(Some records)
[start]

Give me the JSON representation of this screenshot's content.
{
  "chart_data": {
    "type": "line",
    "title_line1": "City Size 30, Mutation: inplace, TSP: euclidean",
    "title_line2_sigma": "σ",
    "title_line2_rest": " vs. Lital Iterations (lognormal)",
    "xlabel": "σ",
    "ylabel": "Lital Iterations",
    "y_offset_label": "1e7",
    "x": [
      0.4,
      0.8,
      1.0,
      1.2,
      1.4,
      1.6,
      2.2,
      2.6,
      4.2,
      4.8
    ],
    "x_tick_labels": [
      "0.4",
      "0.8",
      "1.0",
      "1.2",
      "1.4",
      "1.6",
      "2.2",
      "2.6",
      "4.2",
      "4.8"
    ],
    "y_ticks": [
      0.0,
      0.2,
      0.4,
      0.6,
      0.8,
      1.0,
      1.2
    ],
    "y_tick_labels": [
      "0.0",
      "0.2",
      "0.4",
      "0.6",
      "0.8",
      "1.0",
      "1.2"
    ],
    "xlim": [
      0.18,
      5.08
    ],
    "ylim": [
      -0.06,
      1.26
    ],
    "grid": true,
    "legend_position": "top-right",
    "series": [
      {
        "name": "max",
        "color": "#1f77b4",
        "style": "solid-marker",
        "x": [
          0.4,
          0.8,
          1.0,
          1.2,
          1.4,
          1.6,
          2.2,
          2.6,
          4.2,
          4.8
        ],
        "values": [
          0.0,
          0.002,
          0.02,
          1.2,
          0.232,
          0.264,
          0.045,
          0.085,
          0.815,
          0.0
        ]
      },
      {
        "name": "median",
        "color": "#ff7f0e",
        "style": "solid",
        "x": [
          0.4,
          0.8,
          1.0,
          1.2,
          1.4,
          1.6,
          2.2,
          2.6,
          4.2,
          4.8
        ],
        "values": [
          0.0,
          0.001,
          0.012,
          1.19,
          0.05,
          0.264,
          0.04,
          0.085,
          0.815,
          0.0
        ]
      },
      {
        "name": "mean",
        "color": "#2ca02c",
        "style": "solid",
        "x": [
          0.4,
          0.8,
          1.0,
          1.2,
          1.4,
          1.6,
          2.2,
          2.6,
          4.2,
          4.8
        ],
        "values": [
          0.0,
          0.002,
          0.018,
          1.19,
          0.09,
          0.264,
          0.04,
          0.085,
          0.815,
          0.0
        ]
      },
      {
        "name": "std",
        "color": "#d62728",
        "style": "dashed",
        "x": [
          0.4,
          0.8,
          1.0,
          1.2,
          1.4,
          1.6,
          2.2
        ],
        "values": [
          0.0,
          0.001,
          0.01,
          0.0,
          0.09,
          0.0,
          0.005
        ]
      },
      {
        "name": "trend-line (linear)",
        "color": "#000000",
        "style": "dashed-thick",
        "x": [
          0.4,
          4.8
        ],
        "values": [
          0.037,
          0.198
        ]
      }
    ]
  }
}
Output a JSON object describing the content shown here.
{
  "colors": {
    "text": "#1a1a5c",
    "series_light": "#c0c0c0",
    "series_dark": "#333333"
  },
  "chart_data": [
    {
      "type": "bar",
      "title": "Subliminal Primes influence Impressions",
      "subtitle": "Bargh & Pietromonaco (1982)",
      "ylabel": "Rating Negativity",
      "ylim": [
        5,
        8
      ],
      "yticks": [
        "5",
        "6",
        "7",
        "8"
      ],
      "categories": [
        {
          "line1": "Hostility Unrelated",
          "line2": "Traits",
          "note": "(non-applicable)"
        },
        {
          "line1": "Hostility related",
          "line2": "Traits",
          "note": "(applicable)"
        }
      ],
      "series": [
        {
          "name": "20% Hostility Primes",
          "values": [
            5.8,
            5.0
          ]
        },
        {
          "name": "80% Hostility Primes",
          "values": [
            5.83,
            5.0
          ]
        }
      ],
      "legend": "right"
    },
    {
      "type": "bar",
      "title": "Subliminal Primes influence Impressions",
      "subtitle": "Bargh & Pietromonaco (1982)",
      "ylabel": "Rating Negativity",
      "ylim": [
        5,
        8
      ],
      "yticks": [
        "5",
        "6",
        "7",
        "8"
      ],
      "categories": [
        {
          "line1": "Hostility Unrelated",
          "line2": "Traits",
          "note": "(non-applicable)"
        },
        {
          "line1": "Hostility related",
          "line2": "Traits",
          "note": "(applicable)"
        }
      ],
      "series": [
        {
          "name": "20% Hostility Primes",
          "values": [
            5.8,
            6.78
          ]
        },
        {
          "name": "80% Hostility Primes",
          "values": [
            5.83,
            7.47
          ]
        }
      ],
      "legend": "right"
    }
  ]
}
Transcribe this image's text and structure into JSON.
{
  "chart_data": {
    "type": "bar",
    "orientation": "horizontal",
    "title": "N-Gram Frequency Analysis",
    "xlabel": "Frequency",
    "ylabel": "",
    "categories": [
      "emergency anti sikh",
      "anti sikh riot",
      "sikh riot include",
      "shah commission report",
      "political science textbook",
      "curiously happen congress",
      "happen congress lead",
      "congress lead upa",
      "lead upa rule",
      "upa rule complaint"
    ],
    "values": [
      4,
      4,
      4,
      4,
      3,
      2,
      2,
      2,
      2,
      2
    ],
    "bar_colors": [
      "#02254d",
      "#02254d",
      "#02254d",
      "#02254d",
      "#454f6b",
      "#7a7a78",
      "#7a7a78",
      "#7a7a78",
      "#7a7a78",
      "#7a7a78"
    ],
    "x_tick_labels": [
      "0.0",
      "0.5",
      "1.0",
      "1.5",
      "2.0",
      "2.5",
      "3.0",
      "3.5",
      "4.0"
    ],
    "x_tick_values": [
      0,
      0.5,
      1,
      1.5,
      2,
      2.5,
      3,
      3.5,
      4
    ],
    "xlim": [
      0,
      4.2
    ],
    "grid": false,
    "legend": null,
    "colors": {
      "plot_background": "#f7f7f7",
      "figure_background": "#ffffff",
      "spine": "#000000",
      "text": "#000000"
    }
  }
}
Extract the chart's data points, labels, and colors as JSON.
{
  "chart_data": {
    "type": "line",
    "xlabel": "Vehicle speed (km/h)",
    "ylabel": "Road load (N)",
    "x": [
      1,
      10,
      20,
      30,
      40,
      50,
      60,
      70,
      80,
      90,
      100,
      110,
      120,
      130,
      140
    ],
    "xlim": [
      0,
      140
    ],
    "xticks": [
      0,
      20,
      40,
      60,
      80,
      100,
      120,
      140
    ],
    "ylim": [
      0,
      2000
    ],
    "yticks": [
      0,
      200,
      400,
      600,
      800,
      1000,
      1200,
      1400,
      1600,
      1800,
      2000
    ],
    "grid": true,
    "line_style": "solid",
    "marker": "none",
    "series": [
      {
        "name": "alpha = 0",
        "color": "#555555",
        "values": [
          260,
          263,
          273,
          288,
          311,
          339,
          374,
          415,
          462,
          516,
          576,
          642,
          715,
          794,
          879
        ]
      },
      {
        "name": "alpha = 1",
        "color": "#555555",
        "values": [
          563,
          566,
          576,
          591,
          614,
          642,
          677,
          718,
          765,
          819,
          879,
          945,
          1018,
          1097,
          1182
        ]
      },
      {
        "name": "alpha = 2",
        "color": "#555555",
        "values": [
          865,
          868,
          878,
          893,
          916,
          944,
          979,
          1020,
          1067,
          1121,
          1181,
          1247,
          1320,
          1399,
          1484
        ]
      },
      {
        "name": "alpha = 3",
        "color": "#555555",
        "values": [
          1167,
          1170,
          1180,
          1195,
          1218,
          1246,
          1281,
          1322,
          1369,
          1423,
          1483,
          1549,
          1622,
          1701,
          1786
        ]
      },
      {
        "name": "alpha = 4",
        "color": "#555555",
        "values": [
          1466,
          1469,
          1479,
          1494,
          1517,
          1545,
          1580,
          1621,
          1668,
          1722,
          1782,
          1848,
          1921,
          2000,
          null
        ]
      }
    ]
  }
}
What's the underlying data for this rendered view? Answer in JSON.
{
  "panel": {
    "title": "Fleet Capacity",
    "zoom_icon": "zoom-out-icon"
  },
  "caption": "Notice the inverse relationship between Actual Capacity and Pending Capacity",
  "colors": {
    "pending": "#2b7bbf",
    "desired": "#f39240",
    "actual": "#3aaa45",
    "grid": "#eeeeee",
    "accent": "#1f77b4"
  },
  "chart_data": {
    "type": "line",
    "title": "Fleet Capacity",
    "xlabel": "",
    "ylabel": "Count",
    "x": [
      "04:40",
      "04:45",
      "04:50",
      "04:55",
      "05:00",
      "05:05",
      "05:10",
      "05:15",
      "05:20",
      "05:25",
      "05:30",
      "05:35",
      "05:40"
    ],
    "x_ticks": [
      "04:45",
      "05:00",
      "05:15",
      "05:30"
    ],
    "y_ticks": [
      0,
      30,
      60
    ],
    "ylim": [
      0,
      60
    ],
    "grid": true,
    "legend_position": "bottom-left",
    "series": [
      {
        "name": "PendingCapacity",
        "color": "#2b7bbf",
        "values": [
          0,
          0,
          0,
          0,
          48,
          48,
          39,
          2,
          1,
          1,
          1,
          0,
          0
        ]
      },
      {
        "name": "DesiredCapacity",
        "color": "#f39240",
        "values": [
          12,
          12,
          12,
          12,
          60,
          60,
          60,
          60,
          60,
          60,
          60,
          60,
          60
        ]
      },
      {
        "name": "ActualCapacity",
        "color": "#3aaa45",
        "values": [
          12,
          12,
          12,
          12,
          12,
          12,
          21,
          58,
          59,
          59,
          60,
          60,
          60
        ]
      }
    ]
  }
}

[end]

> _Given instruction_
Copy out every line from the records that has the word "Iterations".

> _In response_
    "title_line2_rest": " vs. Lital Iterations (lognormal)",
    "ylabel": "Lital Iterations",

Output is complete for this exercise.